Goal of the exercise
Reproduce the material between the line holding "Where is each" and the line holding "- svg-text:0,264: 0,264: [783, 724, 818, 740]", inclusive.

Source material
§ §
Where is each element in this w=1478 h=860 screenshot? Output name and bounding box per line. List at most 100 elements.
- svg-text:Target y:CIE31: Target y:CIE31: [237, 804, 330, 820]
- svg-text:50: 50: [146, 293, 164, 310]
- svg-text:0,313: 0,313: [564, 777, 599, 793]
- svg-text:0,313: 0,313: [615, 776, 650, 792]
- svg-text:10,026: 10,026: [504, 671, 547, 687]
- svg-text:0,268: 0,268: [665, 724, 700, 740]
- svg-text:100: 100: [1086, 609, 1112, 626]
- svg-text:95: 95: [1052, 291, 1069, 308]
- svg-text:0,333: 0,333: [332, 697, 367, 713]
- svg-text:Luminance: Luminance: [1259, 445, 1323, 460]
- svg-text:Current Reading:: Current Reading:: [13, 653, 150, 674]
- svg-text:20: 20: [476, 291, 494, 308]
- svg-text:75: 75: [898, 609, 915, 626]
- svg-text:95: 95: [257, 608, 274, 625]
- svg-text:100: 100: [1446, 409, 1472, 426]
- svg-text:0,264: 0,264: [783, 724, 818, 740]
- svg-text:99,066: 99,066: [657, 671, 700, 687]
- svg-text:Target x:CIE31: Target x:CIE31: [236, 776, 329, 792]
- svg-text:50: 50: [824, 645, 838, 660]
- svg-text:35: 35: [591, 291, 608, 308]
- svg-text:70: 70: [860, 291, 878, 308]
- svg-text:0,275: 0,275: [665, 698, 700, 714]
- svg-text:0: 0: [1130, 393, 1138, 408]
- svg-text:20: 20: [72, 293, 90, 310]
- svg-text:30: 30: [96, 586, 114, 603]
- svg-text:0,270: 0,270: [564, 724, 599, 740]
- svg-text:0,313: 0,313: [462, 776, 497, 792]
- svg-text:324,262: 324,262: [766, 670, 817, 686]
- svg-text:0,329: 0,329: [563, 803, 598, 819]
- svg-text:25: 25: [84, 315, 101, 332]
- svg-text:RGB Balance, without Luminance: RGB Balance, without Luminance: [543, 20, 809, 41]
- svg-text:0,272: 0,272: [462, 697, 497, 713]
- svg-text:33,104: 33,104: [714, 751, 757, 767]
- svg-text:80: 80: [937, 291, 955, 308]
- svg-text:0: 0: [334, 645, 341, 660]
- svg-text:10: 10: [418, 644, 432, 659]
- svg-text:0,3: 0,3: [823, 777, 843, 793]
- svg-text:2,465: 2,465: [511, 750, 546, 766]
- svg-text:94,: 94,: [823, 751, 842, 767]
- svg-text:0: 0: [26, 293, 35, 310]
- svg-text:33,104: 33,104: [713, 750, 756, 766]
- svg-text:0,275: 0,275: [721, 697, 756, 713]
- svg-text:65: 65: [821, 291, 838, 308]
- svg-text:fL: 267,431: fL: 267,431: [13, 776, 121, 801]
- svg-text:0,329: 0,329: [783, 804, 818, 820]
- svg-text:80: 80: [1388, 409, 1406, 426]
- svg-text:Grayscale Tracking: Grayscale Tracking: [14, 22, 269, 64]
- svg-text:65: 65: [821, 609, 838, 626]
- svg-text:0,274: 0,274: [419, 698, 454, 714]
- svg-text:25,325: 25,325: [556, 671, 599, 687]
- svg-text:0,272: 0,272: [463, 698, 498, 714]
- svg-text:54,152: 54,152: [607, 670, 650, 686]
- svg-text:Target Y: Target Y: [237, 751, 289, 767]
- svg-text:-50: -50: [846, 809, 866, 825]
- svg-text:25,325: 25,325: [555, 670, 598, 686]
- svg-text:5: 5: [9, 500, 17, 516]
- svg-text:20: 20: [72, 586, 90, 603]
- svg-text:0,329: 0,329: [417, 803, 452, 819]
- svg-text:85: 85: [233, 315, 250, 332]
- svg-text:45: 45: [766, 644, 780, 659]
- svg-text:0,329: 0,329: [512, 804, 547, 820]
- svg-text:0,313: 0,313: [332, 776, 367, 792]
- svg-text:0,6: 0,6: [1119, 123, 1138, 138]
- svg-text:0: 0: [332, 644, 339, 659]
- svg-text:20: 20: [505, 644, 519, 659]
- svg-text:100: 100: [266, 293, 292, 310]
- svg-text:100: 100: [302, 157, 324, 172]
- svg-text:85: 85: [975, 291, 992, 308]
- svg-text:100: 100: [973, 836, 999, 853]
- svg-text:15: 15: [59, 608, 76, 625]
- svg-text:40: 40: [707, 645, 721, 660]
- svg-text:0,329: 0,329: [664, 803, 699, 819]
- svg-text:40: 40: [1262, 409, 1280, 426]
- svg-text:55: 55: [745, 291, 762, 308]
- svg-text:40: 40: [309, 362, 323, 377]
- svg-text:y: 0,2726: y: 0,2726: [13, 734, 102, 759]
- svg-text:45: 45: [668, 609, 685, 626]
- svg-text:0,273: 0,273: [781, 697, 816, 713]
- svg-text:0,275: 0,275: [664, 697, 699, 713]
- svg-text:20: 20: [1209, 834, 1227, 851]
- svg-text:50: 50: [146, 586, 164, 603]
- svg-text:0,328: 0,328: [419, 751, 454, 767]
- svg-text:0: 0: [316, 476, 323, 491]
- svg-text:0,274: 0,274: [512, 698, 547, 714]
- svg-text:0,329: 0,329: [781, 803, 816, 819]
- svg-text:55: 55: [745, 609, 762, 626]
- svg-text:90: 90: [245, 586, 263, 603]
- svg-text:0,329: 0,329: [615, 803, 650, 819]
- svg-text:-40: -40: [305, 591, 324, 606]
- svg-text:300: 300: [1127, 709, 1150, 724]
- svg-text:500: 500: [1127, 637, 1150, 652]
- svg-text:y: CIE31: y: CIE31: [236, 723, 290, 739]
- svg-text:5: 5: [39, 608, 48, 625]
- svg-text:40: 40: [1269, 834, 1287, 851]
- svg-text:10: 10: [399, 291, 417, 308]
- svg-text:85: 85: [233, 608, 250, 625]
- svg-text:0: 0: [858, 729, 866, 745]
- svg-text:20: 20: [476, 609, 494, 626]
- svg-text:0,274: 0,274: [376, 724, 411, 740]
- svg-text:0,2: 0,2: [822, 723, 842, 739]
§ §
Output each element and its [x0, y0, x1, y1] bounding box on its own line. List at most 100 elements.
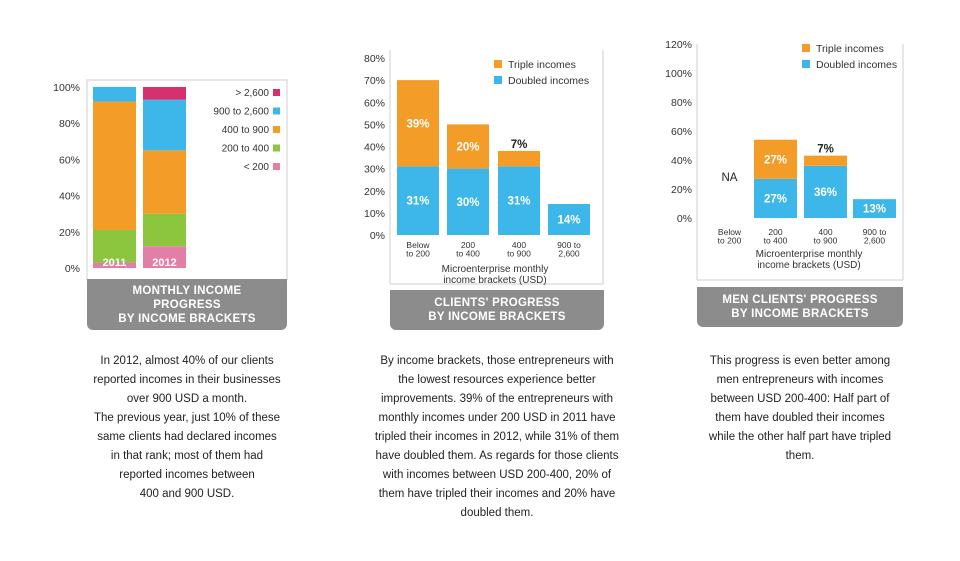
§ §
Correct answer
Where is each element in this w=1478 h=860 screenshot? Output name and bounding box per line. List at most 100 elements.
- svg-text:Target y:CIE31: Target y:CIE31: [237, 804, 330, 820]
- svg-text:50: 50: [146, 293, 164, 310]
- svg-text:0,313: 0,313: [564, 777, 599, 793]
- svg-text:0,313: 0,313: [615, 776, 650, 792]
- svg-text:10,026: 10,026: [504, 671, 547, 687]
- svg-text:0,268: 0,268: [665, 724, 700, 740]
- svg-text:100: 100: [1086, 609, 1112, 626]
- svg-text:95: 95: [1052, 291, 1069, 308]
- svg-text:0,333: 0,333: [332, 697, 367, 713]
- svg-text:Luminance: Luminance: [1259, 445, 1323, 460]
- svg-text:Current Reading:: Current Reading:: [13, 653, 150, 674]
- svg-text:20: 20: [476, 291, 494, 308]
- svg-text:75: 75: [898, 609, 915, 626]
- svg-text:95: 95: [257, 608, 274, 625]
- svg-text:100: 100: [1446, 409, 1472, 426]
- svg-text:0,264: 0,264: [783, 724, 818, 740]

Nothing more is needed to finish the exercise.